__Stated exercise__. Starting at the line that contains "Output the text content of this document.", print every remaining line of the entries, unchanged, and output nothing more.

Data extracted from a collection
------------------------------------
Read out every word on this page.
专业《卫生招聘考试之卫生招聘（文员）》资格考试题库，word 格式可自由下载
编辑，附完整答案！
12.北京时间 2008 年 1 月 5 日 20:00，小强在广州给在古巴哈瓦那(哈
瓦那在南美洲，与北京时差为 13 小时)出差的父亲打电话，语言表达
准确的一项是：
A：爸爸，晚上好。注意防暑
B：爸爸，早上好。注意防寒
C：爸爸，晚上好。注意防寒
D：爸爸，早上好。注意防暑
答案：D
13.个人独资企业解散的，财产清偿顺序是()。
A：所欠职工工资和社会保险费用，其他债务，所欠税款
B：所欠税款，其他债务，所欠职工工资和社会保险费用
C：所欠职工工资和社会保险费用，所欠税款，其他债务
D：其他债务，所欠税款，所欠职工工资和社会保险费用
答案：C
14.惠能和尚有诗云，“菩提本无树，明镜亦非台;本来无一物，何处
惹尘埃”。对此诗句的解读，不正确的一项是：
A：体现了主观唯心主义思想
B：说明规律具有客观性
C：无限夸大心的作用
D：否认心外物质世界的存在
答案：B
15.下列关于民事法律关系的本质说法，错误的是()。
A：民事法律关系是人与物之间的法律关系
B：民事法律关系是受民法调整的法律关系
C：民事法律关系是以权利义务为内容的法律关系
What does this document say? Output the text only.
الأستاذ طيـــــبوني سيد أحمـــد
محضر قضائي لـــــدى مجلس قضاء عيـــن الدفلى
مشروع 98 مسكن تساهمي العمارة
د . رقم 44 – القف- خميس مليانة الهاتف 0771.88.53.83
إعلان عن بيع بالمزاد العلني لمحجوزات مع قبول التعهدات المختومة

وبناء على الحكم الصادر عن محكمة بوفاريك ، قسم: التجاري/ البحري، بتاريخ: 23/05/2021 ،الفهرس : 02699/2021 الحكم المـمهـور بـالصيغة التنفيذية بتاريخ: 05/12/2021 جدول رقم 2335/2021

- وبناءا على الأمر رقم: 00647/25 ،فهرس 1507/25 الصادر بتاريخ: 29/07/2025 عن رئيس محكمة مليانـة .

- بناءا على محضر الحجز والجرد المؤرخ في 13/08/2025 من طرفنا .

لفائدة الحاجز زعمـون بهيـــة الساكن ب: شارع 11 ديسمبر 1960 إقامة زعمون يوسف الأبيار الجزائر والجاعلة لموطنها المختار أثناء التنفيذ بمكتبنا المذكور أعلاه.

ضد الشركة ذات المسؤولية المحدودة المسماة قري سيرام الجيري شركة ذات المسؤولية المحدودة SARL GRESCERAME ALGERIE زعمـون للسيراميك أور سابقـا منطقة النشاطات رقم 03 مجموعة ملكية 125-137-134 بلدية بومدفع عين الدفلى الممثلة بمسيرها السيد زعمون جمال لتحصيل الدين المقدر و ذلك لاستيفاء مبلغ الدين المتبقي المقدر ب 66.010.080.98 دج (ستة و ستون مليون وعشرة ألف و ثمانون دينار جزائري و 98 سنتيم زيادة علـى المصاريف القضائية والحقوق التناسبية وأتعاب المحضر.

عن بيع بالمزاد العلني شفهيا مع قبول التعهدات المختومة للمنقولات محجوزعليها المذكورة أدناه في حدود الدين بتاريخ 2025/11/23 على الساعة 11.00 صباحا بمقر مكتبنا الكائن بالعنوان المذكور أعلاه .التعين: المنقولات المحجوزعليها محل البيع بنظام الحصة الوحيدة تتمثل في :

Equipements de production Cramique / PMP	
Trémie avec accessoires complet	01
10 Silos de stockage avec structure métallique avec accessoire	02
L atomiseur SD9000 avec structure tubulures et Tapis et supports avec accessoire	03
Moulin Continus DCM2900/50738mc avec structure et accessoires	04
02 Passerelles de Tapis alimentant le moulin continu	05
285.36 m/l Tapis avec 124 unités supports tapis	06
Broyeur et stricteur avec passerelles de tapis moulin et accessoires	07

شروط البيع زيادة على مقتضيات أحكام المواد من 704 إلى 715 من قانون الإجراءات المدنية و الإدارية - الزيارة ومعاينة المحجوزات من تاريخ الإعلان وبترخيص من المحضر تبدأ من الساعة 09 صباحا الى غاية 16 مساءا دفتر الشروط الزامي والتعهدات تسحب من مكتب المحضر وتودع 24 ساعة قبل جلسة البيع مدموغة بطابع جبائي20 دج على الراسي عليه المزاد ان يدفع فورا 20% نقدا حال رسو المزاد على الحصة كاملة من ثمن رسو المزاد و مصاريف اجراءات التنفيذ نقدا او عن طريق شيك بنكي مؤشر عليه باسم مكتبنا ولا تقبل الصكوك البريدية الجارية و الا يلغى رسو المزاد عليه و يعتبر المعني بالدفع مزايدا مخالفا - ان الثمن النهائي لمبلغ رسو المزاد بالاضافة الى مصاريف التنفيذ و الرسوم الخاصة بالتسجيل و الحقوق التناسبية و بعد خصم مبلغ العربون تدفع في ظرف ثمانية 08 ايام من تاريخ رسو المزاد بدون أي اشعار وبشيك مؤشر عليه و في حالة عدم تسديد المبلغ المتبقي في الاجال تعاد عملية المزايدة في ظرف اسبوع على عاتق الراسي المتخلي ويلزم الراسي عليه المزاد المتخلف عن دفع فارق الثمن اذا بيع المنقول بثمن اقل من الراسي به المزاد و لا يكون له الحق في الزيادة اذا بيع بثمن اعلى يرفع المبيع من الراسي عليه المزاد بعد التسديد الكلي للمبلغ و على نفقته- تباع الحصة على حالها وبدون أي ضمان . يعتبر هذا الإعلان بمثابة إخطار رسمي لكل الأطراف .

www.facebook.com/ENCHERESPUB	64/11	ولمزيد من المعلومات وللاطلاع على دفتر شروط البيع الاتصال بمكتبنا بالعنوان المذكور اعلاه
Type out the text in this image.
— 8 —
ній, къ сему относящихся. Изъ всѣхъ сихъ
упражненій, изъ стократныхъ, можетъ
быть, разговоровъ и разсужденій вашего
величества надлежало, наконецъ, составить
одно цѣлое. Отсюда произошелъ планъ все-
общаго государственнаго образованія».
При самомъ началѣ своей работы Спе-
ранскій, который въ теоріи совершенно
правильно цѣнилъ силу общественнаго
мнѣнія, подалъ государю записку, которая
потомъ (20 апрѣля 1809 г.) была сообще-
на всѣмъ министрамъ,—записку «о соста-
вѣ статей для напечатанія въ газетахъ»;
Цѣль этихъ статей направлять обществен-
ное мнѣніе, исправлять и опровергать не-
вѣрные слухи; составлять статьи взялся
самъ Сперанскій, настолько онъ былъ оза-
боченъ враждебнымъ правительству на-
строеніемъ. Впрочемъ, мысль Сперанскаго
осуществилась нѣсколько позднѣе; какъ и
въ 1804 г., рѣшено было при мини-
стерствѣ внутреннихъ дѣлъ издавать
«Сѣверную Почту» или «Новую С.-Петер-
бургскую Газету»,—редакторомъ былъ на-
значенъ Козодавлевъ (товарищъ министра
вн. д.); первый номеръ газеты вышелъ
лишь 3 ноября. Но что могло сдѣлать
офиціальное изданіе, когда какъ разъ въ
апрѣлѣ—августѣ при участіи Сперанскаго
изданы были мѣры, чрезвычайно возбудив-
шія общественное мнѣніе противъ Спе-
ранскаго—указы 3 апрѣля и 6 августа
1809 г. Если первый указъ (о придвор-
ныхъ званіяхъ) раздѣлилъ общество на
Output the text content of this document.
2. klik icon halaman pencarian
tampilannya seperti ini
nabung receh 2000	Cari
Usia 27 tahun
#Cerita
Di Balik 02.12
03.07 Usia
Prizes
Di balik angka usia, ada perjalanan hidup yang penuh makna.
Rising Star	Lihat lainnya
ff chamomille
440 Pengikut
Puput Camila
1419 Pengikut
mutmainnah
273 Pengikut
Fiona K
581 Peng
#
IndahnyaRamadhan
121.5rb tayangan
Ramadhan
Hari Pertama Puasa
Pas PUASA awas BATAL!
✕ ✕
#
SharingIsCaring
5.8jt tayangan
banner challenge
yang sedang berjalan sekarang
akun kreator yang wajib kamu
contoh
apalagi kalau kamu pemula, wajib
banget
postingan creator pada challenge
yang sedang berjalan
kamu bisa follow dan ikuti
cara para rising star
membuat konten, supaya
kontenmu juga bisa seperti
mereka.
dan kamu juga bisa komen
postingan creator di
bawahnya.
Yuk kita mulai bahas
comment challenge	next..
------------------------------------
__Task result__.
Output the text content of this document.
2. klik icon halaman pencarian
tampilannya seperti ini
nabung receh 2000	Cari
Usia 27 tahun
#Cerita
Di Balik 02.12
03.07 Usia
Prizes
Di balik angka usia, ada perjalanan hidup yang penuh makna.
Rising Star	Lihat lainnya
ff chamomille
440 Pengikut
Puput Camila
1419 Pengikut
mutmainnah
273 Pengikut
Fiona K
581 Peng
#
IndahnyaRamadhan
121.5rb tayangan
Ramadhan
Hari Pertama Puasa
Pas PUASA awas BATAL!
✕ ✕
#
SharingIsCaring
5.8jt tayangan
banner challenge
yang sedang berjalan sekarang
akun kreator yang wajib kamu
contoh
apalagi kalau kamu pemula, wajib
banget
postingan creator pada challenge
yang sedang berjalan
kamu bisa follow dan ikuti
cara para rising star
membuat konten, supaya
kontenmu juga bisa seperti
mereka.
dan kamu juga bisa komen
postingan creator di
bawahnya.
Yuk kita mulai bahas
comment challenge	next..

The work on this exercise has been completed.